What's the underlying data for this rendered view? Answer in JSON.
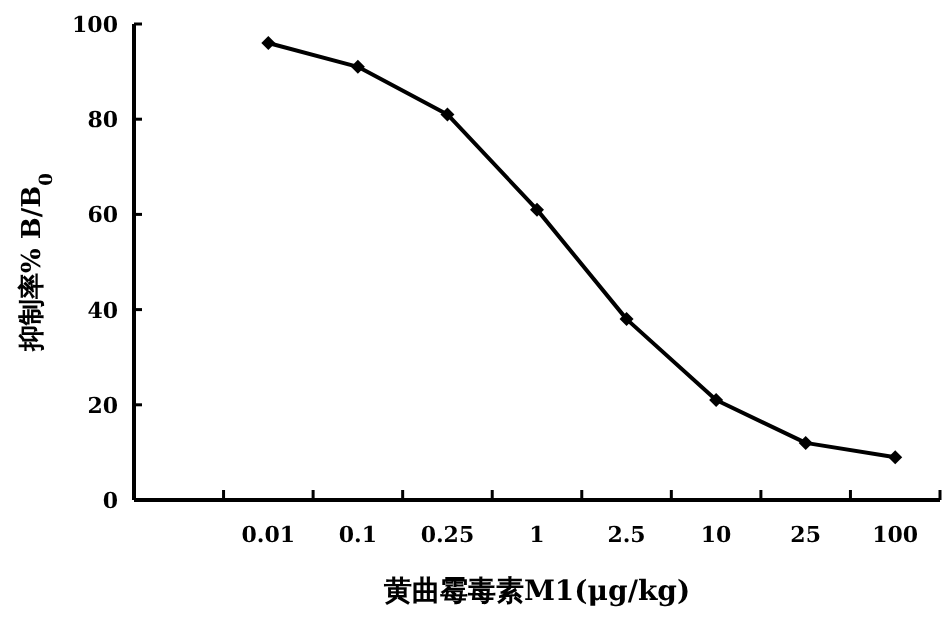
{
  "chart_data": {
    "type": "line",
    "xlabel": "黄曲霉毒素M1(μg/kg)",
    "ylabel": "抑制率% B/B$_{0}$",
    "categories": [
      null,
      "0.01",
      "0.1",
      "0.25",
      "1",
      "2.5",
      "10",
      "25",
      "100"
    ],
    "series": [
      {
        "color": "#000000",
        "values": [
          null,
          96,
          91,
          81,
          61,
          38,
          21,
          12,
          9
        ]
      }
    ],
    "ylim": [
      0,
      100
    ],
    "yticks": [
      0,
      20,
      40,
      60,
      80,
      100
    ],
    "grid": false,
    "marker": "diamond",
    "line_style": "solid"
  }
}
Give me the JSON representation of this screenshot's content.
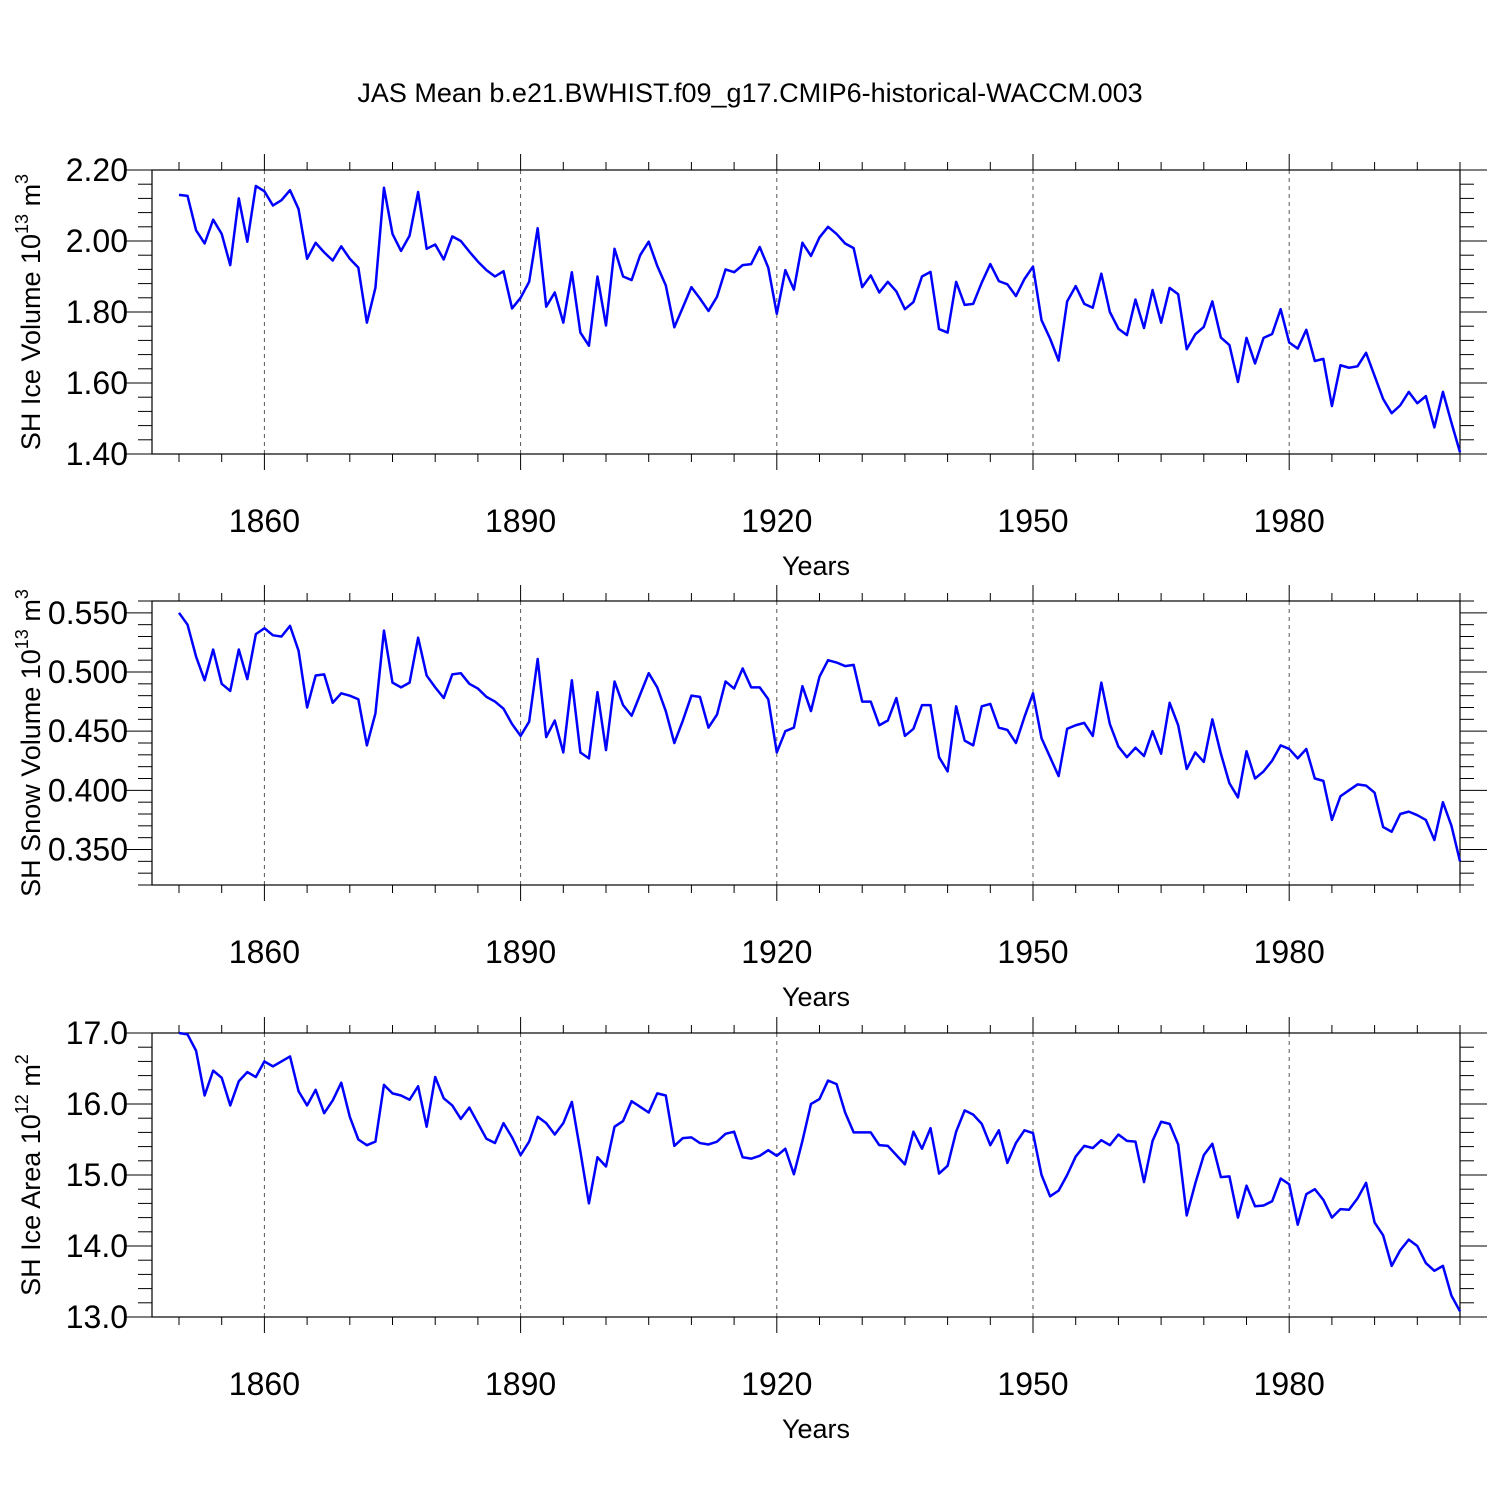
{
  "title": "JAS Mean b.e21.BWHIST.f09_g17.CMIP6-historical-WACCM.003",
  "colors": {
    "line": "#0000ff",
    "axis": "#000000",
    "grid": "#555555"
  },
  "chart_data": [
    {
      "type": "line",
      "name": "ice-volume",
      "xlabel": "Years",
      "ylabel_main": "SH Ice Volume 10",
      "ylabel_exp": "13",
      "ylabel_unit": " m",
      "ylabel_unit_exp": "3",
      "xlim": [
        1850,
        2000
      ],
      "ylim": [
        1.4,
        2.2
      ],
      "yticks": [
        1.4,
        1.6,
        1.8,
        2.0,
        2.2
      ],
      "ytick_labels": [
        "1.40",
        "1.60",
        "1.80",
        "2.00",
        "2.20"
      ],
      "yminor": 0.04,
      "xticks": [
        1860,
        1890,
        1920,
        1950,
        1980
      ],
      "xtick_labels": [
        "1860",
        "1890",
        "1920",
        "1950",
        "1980"
      ],
      "x_start": 1850,
      "values": [
        2.13,
        2.127,
        2.03,
        1.993,
        2.06,
        2.02,
        1.932,
        2.12,
        1.998,
        2.155,
        2.14,
        2.1,
        2.115,
        2.143,
        2.09,
        1.95,
        1.995,
        1.968,
        1.945,
        1.985,
        1.95,
        1.925,
        1.77,
        1.868,
        2.15,
        2.02,
        1.972,
        2.015,
        2.138,
        1.978,
        1.99,
        1.948,
        2.013,
        2.0,
        1.97,
        1.942,
        1.918,
        1.9,
        1.915,
        1.81,
        1.84,
        1.885,
        2.036,
        1.815,
        1.855,
        1.77,
        1.912,
        1.742,
        1.705,
        1.9,
        1.762,
        1.978,
        1.9,
        1.89,
        1.96,
        1.998,
        1.93,
        1.875,
        1.757,
        1.813,
        1.87,
        1.838,
        1.803,
        1.843,
        1.92,
        1.912,
        1.932,
        1.935,
        1.983,
        1.925,
        1.795,
        1.918,
        1.863,
        1.995,
        1.958,
        2.01,
        2.04,
        2.02,
        1.993,
        1.98,
        1.87,
        1.903,
        1.855,
        1.885,
        1.858,
        1.808,
        1.828,
        1.9,
        1.913,
        1.752,
        1.742,
        1.885,
        1.82,
        1.823,
        1.883,
        1.935,
        1.887,
        1.878,
        1.845,
        1.893,
        1.928,
        1.777,
        1.725,
        1.663,
        1.83,
        1.873,
        1.823,
        1.812,
        1.908,
        1.8,
        1.753,
        1.735,
        1.835,
        1.755,
        1.862,
        1.77,
        1.868,
        1.85,
        1.695,
        1.737,
        1.758,
        1.83,
        1.728,
        1.707,
        1.603,
        1.727,
        1.655,
        1.727,
        1.738,
        1.808,
        1.714,
        1.697,
        1.75,
        1.662,
        1.668,
        1.535,
        1.65,
        1.643,
        1.647,
        1.685,
        1.62,
        1.555,
        1.515,
        1.537,
        1.575,
        1.543,
        1.563,
        1.475,
        1.575,
        1.488,
        1.405
      ]
    },
    {
      "type": "line",
      "name": "snow-volume",
      "xlabel": "Years",
      "ylabel_main": "SH Snow Volume 10",
      "ylabel_exp": "13",
      "ylabel_unit": " m",
      "ylabel_unit_exp": "3",
      "xlim": [
        1850,
        2000
      ],
      "ylim": [
        0.32,
        0.56
      ],
      "yticks": [
        0.35,
        0.4,
        0.45,
        0.5,
        0.55
      ],
      "ytick_labels": [
        "0.350",
        "0.400",
        "0.450",
        "0.500",
        "0.550"
      ],
      "yminor": 0.01,
      "xticks": [
        1860,
        1890,
        1920,
        1950,
        1980
      ],
      "xtick_labels": [
        "1860",
        "1890",
        "1920",
        "1950",
        "1980"
      ],
      "x_start": 1850,
      "values": [
        0.55,
        0.54,
        0.513,
        0.493,
        0.519,
        0.49,
        0.484,
        0.519,
        0.494,
        0.532,
        0.537,
        0.531,
        0.53,
        0.539,
        0.518,
        0.47,
        0.497,
        0.498,
        0.474,
        0.482,
        0.48,
        0.477,
        0.438,
        0.465,
        0.535,
        0.491,
        0.487,
        0.491,
        0.529,
        0.497,
        0.487,
        0.478,
        0.498,
        0.499,
        0.49,
        0.486,
        0.479,
        0.475,
        0.469,
        0.456,
        0.446,
        0.458,
        0.511,
        0.445,
        0.459,
        0.432,
        0.493,
        0.432,
        0.427,
        0.483,
        0.434,
        0.492,
        0.472,
        0.463,
        0.481,
        0.499,
        0.487,
        0.467,
        0.44,
        0.459,
        0.48,
        0.479,
        0.453,
        0.464,
        0.492,
        0.486,
        0.503,
        0.487,
        0.487,
        0.477,
        0.432,
        0.45,
        0.453,
        0.488,
        0.467,
        0.496,
        0.51,
        0.508,
        0.505,
        0.506,
        0.475,
        0.475,
        0.455,
        0.459,
        0.478,
        0.446,
        0.452,
        0.472,
        0.472,
        0.428,
        0.416,
        0.471,
        0.442,
        0.438,
        0.471,
        0.473,
        0.453,
        0.451,
        0.44,
        0.462,
        0.482,
        0.444,
        0.428,
        0.412,
        0.452,
        0.455,
        0.457,
        0.446,
        0.491,
        0.456,
        0.437,
        0.428,
        0.436,
        0.429,
        0.45,
        0.431,
        0.474,
        0.455,
        0.418,
        0.432,
        0.424,
        0.46,
        0.431,
        0.406,
        0.394,
        0.433,
        0.41,
        0.416,
        0.425,
        0.438,
        0.435,
        0.427,
        0.435,
        0.41,
        0.408,
        0.375,
        0.395,
        0.4,
        0.405,
        0.404,
        0.398,
        0.369,
        0.365,
        0.38,
        0.382,
        0.379,
        0.375,
        0.358,
        0.39,
        0.37,
        0.34
      ]
    },
    {
      "type": "line",
      "name": "ice-area",
      "xlabel": "Years",
      "ylabel_main": "SH Ice Area 10",
      "ylabel_exp": "12",
      "ylabel_unit": " m",
      "ylabel_unit_exp": "2",
      "xlim": [
        1850,
        2000
      ],
      "ylim": [
        13.0,
        17.0
      ],
      "yticks": [
        13.0,
        14.0,
        15.0,
        16.0,
        17.0
      ],
      "ytick_labels": [
        "13.0",
        "14.0",
        "15.0",
        "16.0",
        "17.0"
      ],
      "yminor": 0.2,
      "xticks": [
        1860,
        1890,
        1920,
        1950,
        1980
      ],
      "xtick_labels": [
        "1860",
        "1890",
        "1920",
        "1950",
        "1980"
      ],
      "x_start": 1850,
      "values": [
        17.0,
        16.98,
        16.75,
        16.12,
        16.47,
        16.37,
        15.98,
        16.32,
        16.45,
        16.38,
        16.6,
        16.53,
        16.6,
        16.67,
        16.18,
        15.98,
        16.2,
        15.87,
        16.05,
        16.3,
        15.82,
        15.5,
        15.42,
        15.47,
        16.27,
        16.15,
        16.12,
        16.06,
        16.25,
        15.68,
        16.38,
        16.08,
        15.98,
        15.79,
        15.95,
        15.73,
        15.51,
        15.45,
        15.73,
        15.53,
        15.28,
        15.47,
        15.82,
        15.73,
        15.57,
        15.73,
        16.03,
        15.33,
        14.6,
        15.25,
        15.12,
        15.68,
        15.76,
        16.04,
        15.96,
        15.88,
        16.15,
        16.12,
        15.41,
        15.52,
        15.53,
        15.45,
        15.43,
        15.47,
        15.58,
        15.61,
        15.25,
        15.23,
        15.27,
        15.35,
        15.27,
        15.37,
        15.01,
        15.48,
        16.0,
        16.07,
        16.33,
        16.28,
        15.88,
        15.6,
        15.6,
        15.6,
        15.42,
        15.41,
        15.28,
        15.15,
        15.61,
        15.37,
        15.66,
        15.02,
        15.13,
        15.61,
        15.91,
        15.85,
        15.72,
        15.42,
        15.63,
        15.17,
        15.45,
        15.63,
        15.59,
        15.0,
        14.7,
        14.78,
        15.0,
        15.26,
        15.41,
        15.38,
        15.49,
        15.42,
        15.57,
        15.48,
        15.47,
        14.9,
        15.48,
        15.75,
        15.72,
        15.43,
        14.43,
        14.88,
        15.28,
        15.44,
        14.97,
        14.98,
        14.4,
        14.85,
        14.56,
        14.57,
        14.63,
        14.95,
        14.87,
        14.3,
        14.73,
        14.8,
        14.65,
        14.4,
        14.52,
        14.51,
        14.67,
        14.89,
        14.33,
        14.15,
        13.72,
        13.94,
        14.09,
        14.0,
        13.76,
        13.65,
        13.72,
        13.3,
        13.08
      ]
    }
  ]
}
^^^^^^^^^^^^^^^^
#### WHAT THE TASK REQUIRES:
From the material above, gather all lines that include the string "name" and copy them.

#### RESULT:
      "name": "ice-volume",
      "name": "snow-volume",
      "name": "ice-area",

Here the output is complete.